# Task description:
Omit all images. Transcribe the rest of the material below exactly.

Stored data entries
============================================================
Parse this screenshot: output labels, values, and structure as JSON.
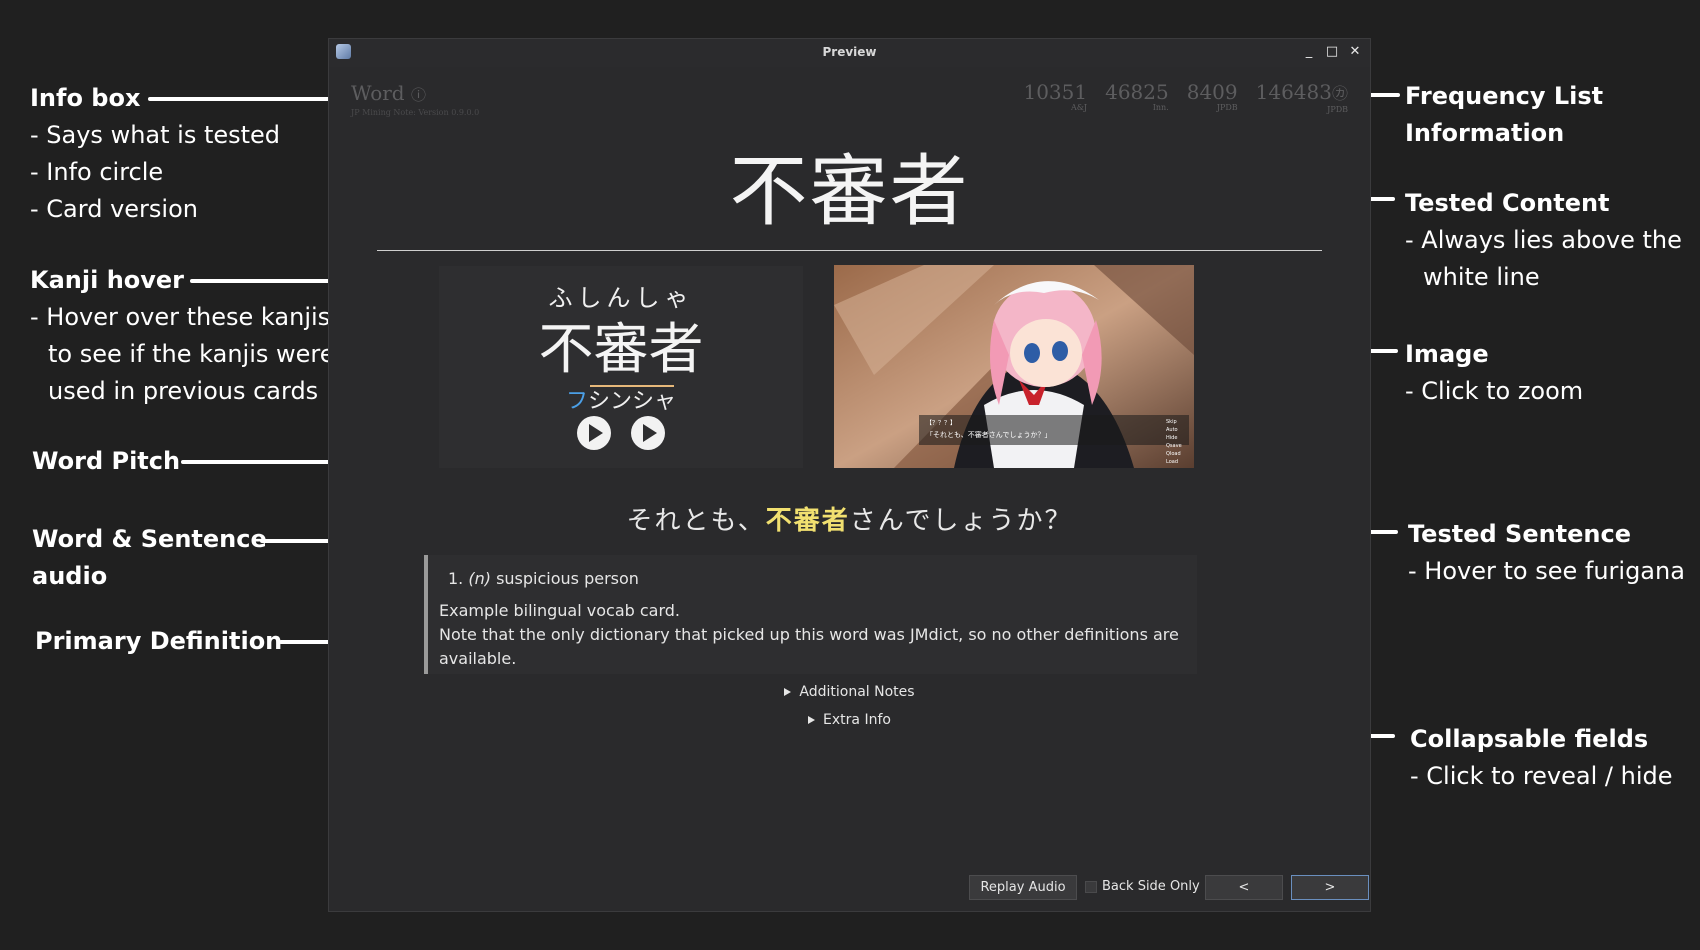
{
  "annotations": {
    "info_box": {
      "title": "Info box",
      "lines": [
        "- Says what is tested",
        "- Info circle",
        "- Card version"
      ]
    },
    "kanji_hover": {
      "title": "Kanji hover",
      "lines": [
        "- Hover over these kanjis",
        "to see if the kanjis were",
        "used in previous cards"
      ]
    },
    "word_pitch": {
      "title": "Word Pitch"
    },
    "audio": {
      "title_line1": "Word & Sentence",
      "title_line2": "audio"
    },
    "primary_definition": {
      "title": "Primary Definition"
    },
    "frequency": {
      "title_line1": "Frequency List",
      "title_line2": "Information"
    },
    "tested_content": {
      "title": "Tested Content",
      "lines": [
        "- Always lies above the",
        "white line"
      ]
    },
    "image": {
      "title": "Image",
      "lines": [
        "- Click to zoom"
      ]
    },
    "tested_sentence": {
      "title": "Tested Sentence",
      "lines": [
        "- Hover to see furigana"
      ]
    },
    "collapsable": {
      "title": "Collapsable fields",
      "lines": [
        "- Click to reveal / hide"
      ]
    }
  },
  "window": {
    "title": "Preview",
    "controls": {
      "minimize": "_",
      "maximize": "□",
      "close": "✕"
    }
  },
  "card": {
    "info_label": "Word",
    "info_icon": "ⓘ",
    "version": "JP Mining Note: Version 0.9.0.0",
    "frequencies": [
      {
        "value": "10351",
        "source": "A&J"
      },
      {
        "value": "46825",
        "source": "Inn."
      },
      {
        "value": "8409",
        "source": "JPDB"
      },
      {
        "value": "146483",
        "source": "JPDB",
        "icon": "㋕"
      }
    ],
    "word": "不審者",
    "furigana": "ふしんしゃ",
    "kanji": "不審者",
    "pitch": {
      "high": "フ",
      "rest": "シンシャ"
    },
    "sentence": {
      "before": "それとも、",
      "highlight": "不審者",
      "after": "さんでしょうか？"
    },
    "definition": {
      "number": "1.",
      "pos": "(n)",
      "gloss": "suspicious person",
      "note_line1": "Example bilingual vocab card.",
      "note_line2": "Note that the only dictionary that picked up this word was JMdict, so no other definitions are",
      "note_line3": "available."
    },
    "collapsibles": [
      "Additional Notes",
      "Extra Info"
    ]
  },
  "bottom_bar": {
    "replay_label": "Replay Audio",
    "back_side_label": "Back Side Only",
    "prev_label": "<",
    "next_label": ">"
  },
  "image_overlay": {
    "speaker": "【？？？】",
    "line": "「それとも、不審者さんでしょうか？」",
    "menu": [
      "Skip",
      "Auto",
      "Hide",
      "Qsave",
      "Qload",
      "Load"
    ]
  },
  "colors": {
    "background": "#202020",
    "window": "#2a2a2c",
    "highlight": "#f1e070",
    "pitch_high": "#4b9fe6"
  }
}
============================================================
# Output below:
Parse this screenshot: output labels, values, and structure as JSON.
{
  "annotations": {
    "info_box": {
      "title": "Info box",
      "lines": [
        "- Says what is tested",
        "- Info circle",
        "- Card version"
      ]
    },
    "kanji_hover": {
      "title": "Kanji hover",
      "lines": [
        "- Hover over these kanjis",
        "to see if the kanjis were",
        "used in previous cards"
      ]
    },
    "word_pitch": {
      "title": "Word Pitch"
    },
    "audio": {
      "title_line1": "Word & Sentence",
      "title_line2": "audio"
    },
    "primary_definition": {
      "title": "Primary Definition"
    },
    "frequency": {
      "title_line1": "Frequency List",
      "title_line2": "Information"
    },
    "tested_content": {
      "title": "Tested Content",
      "lines": [
        "- Always lies above the",
        "white line"
      ]
    },
    "image": {
      "title": "Image",
      "lines": [
        "- Click to zoom"
      ]
    },
    "tested_sentence": {
      "title": "Tested Sentence",
      "lines": [
        "- Hover to see furigana"
      ]
    },
    "collapsable": {
      "title": "Collapsable fields",
      "lines": [
        "- Click to reveal / hide"
      ]
    }
  },
  "window": {
    "title": "Preview",
    "controls": {
      "minimize": "_",
      "maximize": "□",
      "close": "✕"
    }
  },
  "card": {
    "info_label": "Word",
    "info_icon": "ⓘ",
    "version": "JP Mining Note: Version 0.9.0.0",
    "frequencies": [
      {
        "value": "10351",
        "source": "A&J"
      },
      {
        "value": "46825",
        "source": "Inn."
      },
      {
        "value": "8409",
        "source": "JPDB"
      },
      {
        "value": "146483",
        "source": "JPDB",
        "icon": "㋕"
      }
    ],
    "word": "不審者",
    "furigana": "ふしんしゃ",
    "kanji": "不審者",
    "pitch": {
      "high": "フ",
      "rest": "シンシャ"
    },
    "sentence": {
      "before": "それとも、",
      "highlight": "不審者",
      "after": "さんでしょうか？"
    },
    "definition": {
      "number": "1.",
      "pos": "(n)",
      "gloss": "suspicious person",
      "note_line1": "Example bilingual vocab card.",
      "note_line2": "Note that the only dictionary that picked up this word was JMdict, so no other definitions are",
      "note_line3": "available."
    },
    "collapsibles": [
      "Additional Notes",
      "Extra Info"
    ]
  },
  "bottom_bar": {
    "replay_label": "Replay Audio",
    "back_side_label": "Back Side Only",
    "prev_label": "<",
    "next_label": ">"
  },
  "image_overlay": {
    "speaker": "【？？？】",
    "line": "「それとも、不審者さんでしょうか？」",
    "menu": [
      "Skip",
      "Auto",
      "Hide",
      "Qsave",
      "Qload",
      "Load"
    ]
  },
  "colors": {
    "background": "#202020",
    "window": "#2a2a2c",
    "highlight": "#f1e070",
    "pitch_high": "#4b9fe6"
  }
}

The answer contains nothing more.